# READING TEXT:
┄┄┄┄┄┄┄┄┄┄┄┄┄┄┄┄┄┄┄┄
Diffuse intrinsic pontine gliomas (DIPGs) represent a particularly lethal type of pediatric brain cancer with no effective therapeutic options. Our laboratory has previously reported the development of genetically engineered DIPG mouse models using the RCAS/tv-a system, including a model driven by PDGF-B, H3.3K27M, and p53 loss. These models can serve as a platform in which to test novel therapeutics prior to the initiation of human clinical trials. In this study, an in vitro high-throughput drug screen as part of the DIPG preclinical consortium using cell-lines derived from our DIPG models identified BMS-754807 as a drug of interest in DIPG. BMS-754807 is a potent and reversible small molecule multi-kinase inhibitor with many targets including IGF-1R, IR, MET, TRKA, TRKB, AURKA, AURKB. In vitro evaluation showed significant cytotoxic effects with an IC50 of 0.13 μM, significant inhibition of proliferation at a concentration of 1.5 μM, as well as inhibition of AKT activation. Interestingly, IGF-1R signaling was absent in serum-free cultures from the PDGF-B; H3.3K27M; p53 deficient model suggesting that the antitumor activity of BMS-754807 in this model is independent of IGF-1R. In vivo, systemic administration of BMS-754807 to DIPG-bearing mice did not prolong survival. Pharmacokinetic analysis demonstrated that tumor tissue drug concentrations of BMS-754807 were well below the identified IC50, suggesting that inadequate drug delivery may limit in vivo efficacy. In summary, an unbiased in vitro drug screen identified BMS-754807 as a potential therapeutic agent in DIPG, but BMS-PLOS 754807 treatment in vivo by systemic delivery did not significantly prolong survival of DIPG-bearing mice.
┄┄┄┄┄┄┄┄┄┄┄┄┄┄┄┄┄┄┄┄
[Page segmentation data]
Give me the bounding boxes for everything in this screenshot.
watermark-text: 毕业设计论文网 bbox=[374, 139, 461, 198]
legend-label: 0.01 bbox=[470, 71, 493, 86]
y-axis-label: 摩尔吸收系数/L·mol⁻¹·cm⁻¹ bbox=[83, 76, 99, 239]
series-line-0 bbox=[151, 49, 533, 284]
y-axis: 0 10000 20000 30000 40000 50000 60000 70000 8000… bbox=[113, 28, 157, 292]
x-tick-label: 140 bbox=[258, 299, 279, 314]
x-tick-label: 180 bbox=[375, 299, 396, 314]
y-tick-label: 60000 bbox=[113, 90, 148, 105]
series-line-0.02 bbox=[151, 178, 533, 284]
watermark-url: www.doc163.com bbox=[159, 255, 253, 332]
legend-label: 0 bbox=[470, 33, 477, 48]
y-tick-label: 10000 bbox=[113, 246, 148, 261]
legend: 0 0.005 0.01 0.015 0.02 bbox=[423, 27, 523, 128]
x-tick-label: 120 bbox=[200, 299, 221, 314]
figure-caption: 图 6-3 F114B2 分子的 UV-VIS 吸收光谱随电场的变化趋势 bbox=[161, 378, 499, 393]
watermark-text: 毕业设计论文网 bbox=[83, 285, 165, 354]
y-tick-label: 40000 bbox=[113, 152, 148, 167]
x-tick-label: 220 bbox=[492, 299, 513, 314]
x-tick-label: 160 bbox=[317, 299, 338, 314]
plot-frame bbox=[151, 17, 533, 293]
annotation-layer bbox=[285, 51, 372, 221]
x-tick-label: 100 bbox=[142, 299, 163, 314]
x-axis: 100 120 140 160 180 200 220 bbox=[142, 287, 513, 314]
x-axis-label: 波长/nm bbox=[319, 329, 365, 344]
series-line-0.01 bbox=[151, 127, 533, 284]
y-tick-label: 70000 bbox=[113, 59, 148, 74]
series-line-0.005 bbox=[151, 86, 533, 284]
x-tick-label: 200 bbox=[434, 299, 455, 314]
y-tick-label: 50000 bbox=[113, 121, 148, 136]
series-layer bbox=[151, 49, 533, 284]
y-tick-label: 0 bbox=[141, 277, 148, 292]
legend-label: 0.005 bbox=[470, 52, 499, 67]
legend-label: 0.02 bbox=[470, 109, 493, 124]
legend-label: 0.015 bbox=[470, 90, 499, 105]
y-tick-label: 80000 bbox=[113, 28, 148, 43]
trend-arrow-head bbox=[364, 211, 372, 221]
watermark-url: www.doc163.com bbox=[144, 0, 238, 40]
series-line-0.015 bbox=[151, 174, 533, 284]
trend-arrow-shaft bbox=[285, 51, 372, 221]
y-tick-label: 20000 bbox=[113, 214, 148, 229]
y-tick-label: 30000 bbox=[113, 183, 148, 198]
┄┄┄┄┄┄┄┄┄┄┄┄┄┄┄┄┄┄┄┄
# WHAT IS BEING ASKED:
Print the full passage about BMS-754807 in DIPG, word for word. Draw only on the passage about BMS-754807 in DIPG, not on the listing.

# FINISHED EXERCISE:
Diffuse intrinsic pontine gliomas (DIPGs) represent a particularly lethal type of pediatric brain cancer with no effective therapeutic options. Our laboratory has previously reported the development of genetically engineered DIPG mouse models using the RCAS/tv-a system, including a model driven by PDGF-B, H3.3K27M, and p53 loss. These models can serve as a platform in which to test novel therapeutics prior to the initiation of human clinical trials. In this study, an in vitro high-throughput drug screen as part of the DIPG preclinical consortium using cell-lines derived from our DIPG models identified BMS-754807 as a drug of interest in DIPG. BMS-754807 is a potent and reversible small molecule multi-kinase inhibitor with many targets including IGF-1R, IR, MET, TRKA, TRKB, AURKA, AURKB. In vitro evaluation showed significant cytotoxic effects with an IC50 of 0.13 μM, significant inhibition of proliferation at a concentration of 1.5 μM, as well as inhibition of AKT activation. Interestingly, IGF-1R signaling was absent in serum-free cultures from the PDGF-B; H3.3K27M; p53 deficient model suggesting that the antitumor activity of BMS-754807 in this model is independent of IGF-1R. In vivo, systemic administration of BMS-754807 to DIPG-bearing mice did not prolong survival. Pharmacokinetic analysis demonstrated that tumor tissue drug concentrations of BMS-754807 were well below the identified IC50, suggesting that inadequate drug delivery may limit in vivo efficacy. In summary, an unbiased in vitro drug screen identified BMS-754807 as a potential therapeutic agent in DIPG, but BMS-PLOS 754807 treatment in vivo by systemic delivery did not significantly prolong survival of DIPG-bearing mice.